-- Exercise objective --
Your task is to give the data again, exactly, with every line intact.

-- Provided data --
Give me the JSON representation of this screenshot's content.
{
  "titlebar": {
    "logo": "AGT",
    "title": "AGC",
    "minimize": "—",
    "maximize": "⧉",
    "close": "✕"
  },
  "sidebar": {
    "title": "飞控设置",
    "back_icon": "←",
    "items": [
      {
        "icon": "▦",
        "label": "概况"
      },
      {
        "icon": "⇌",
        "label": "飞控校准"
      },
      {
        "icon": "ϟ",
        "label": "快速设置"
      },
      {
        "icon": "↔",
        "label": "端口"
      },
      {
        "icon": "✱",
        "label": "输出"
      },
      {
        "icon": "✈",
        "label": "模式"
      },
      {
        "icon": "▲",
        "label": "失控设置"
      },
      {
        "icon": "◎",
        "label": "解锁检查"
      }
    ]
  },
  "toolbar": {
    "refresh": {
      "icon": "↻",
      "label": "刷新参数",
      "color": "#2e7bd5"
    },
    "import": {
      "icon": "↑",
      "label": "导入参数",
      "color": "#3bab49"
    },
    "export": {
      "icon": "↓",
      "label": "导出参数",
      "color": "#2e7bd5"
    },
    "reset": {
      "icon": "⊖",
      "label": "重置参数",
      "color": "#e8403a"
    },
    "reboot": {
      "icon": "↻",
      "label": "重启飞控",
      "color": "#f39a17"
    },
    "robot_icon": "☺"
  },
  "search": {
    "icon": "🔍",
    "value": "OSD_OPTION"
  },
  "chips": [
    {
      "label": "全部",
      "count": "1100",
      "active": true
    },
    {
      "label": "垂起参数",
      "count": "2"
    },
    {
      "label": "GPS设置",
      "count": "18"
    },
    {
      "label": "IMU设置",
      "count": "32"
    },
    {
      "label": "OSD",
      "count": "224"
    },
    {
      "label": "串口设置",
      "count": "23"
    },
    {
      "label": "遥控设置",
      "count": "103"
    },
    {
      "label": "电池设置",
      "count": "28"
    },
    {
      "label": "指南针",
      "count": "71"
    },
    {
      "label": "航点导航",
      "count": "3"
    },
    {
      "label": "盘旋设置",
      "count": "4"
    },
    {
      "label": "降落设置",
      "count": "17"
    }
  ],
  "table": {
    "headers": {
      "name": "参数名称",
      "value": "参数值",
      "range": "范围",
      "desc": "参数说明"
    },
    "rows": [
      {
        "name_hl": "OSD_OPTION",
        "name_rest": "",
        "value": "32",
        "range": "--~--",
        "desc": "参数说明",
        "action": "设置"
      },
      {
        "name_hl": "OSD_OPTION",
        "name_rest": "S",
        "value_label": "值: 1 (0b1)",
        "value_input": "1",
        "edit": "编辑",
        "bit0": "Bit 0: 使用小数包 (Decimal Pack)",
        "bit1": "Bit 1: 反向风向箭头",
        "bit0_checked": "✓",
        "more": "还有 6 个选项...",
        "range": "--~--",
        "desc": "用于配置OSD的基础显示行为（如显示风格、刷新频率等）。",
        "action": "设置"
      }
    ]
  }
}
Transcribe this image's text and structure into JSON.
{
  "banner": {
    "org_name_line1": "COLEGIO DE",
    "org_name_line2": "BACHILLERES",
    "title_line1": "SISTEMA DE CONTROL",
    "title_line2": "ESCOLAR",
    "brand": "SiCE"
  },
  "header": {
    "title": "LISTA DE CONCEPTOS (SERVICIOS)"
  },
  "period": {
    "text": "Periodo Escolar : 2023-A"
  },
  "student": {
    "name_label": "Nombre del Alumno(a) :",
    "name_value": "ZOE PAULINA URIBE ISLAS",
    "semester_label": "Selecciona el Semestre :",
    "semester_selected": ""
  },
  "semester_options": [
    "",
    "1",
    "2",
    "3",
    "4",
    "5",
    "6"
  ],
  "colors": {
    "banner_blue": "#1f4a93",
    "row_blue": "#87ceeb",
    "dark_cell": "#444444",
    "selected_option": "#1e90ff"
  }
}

-- Exercise result --
Give me the JSON representation of this screenshot's content.
{
  "titlebar": {
    "logo": "AGT",
    "title": "AGC",
    "minimize": "—",
    "maximize": "⧉",
    "close": "✕"
  },
  "sidebar": {
    "title": "飞控设置",
    "back_icon": "←",
    "items": [
      {
        "icon": "▦",
        "label": "概况"
      },
      {
        "icon": "⇌",
        "label": "飞控校准"
      },
      {
        "icon": "ϟ",
        "label": "快速设置"
      },
      {
        "icon": "↔",
        "label": "端口"
      },
      {
        "icon": "✱",
        "label": "输出"
      },
      {
        "icon": "✈",
        "label": "模式"
      },
      {
        "icon": "▲",
        "label": "失控设置"
      },
      {
        "icon": "◎",
        "label": "解锁检查"
      }
    ]
  },
  "toolbar": {
    "refresh": {
      "icon": "↻",
      "label": "刷新参数",
      "color": "#2e7bd5"
    },
    "import": {
      "icon": "↑",
      "label": "导入参数",
      "color": "#3bab49"
    },
    "export": {
      "icon": "↓",
      "label": "导出参数",
      "color": "#2e7bd5"
    },
    "reset": {
      "icon": "⊖",
      "label": "重置参数",
      "color": "#e8403a"
    },
    "reboot": {
      "icon": "↻",
      "label": "重启飞控",
      "color": "#f39a17"
    },
    "robot_icon": "☺"
  },
  "search": {
    "icon": "🔍",
    "value": "OSD_OPTION"
  },
  "chips": [
    {
      "label": "全部",
      "count": "1100",
      "active": true
    },
    {
      "label": "垂起参数",
      "count": "2"
    },
    {
      "label": "GPS设置",
      "count": "18"
    },
    {
      "label": "IMU设置",
      "count": "32"
    },
    {
      "label": "OSD",
      "count": "224"
    },
    {
      "label": "串口设置",
      "count": "23"
    },
    {
      "label": "遥控设置",
      "count": "103"
    },
    {
      "label": "电池设置",
      "count": "28"
    },
    {
      "label": "指南针",
      "count": "71"
    },
    {
      "label": "航点导航",
      "count": "3"
    },
    {
      "label": "盘旋设置",
      "count": "4"
    },
    {
      "label": "降落设置",
      "count": "17"
    }
  ],
  "table": {
    "headers": {
      "name": "参数名称",
      "value": "参数值",
      "range": "范围",
      "desc": "参数说明"
    },
    "rows": [
      {
        "name_hl": "OSD_OPTION",
        "name_rest": "",
        "value": "32",
        "range": "--~--",
        "desc": "参数说明",
        "action": "设置"
      },
      {
        "name_hl": "OSD_OPTION",
        "name_rest": "S",
        "value_label": "值: 1 (0b1)",
        "value_input": "1",
        "edit": "编辑",
        "bit0": "Bit 0: 使用小数包 (Decimal Pack)",
        "bit1": "Bit 1: 反向风向箭头",
        "bit0_checked": "✓",
        "more": "还有 6 个选项...",
        "range": "--~--",
        "desc": "用于配置OSD的基础显示行为（如显示风格、刷新频率等）。",
        "action": "设置"
      }
    ]
  }
}
Transcribe this image's text and structure into JSON.
{
  "banner": {
    "org_name_line1": "COLEGIO DE",
    "org_name_line2": "BACHILLERES",
    "title_line1": "SISTEMA DE CONTROL",
    "title_line2": "ESCOLAR",
    "brand": "SiCE"
  },
  "header": {
    "title": "LISTA DE CONCEPTOS (SERVICIOS)"
  },
  "period": {
    "text": "Periodo Escolar : 2023-A"
  },
  "student": {
    "name_label": "Nombre del Alumno(a) :",
    "name_value": "ZOE PAULINA URIBE ISLAS",
    "semester_label": "Selecciona el Semestre :",
    "semester_selected": ""
  },
  "semester_options": [
    "",
    "1",
    "2",
    "3",
    "4",
    "5",
    "6"
  ],
  "colors": {
    "banner_blue": "#1f4a93",
    "row_blue": "#87ceeb",
    "dark_cell": "#444444",
    "selected_option": "#1e90ff"
  }
}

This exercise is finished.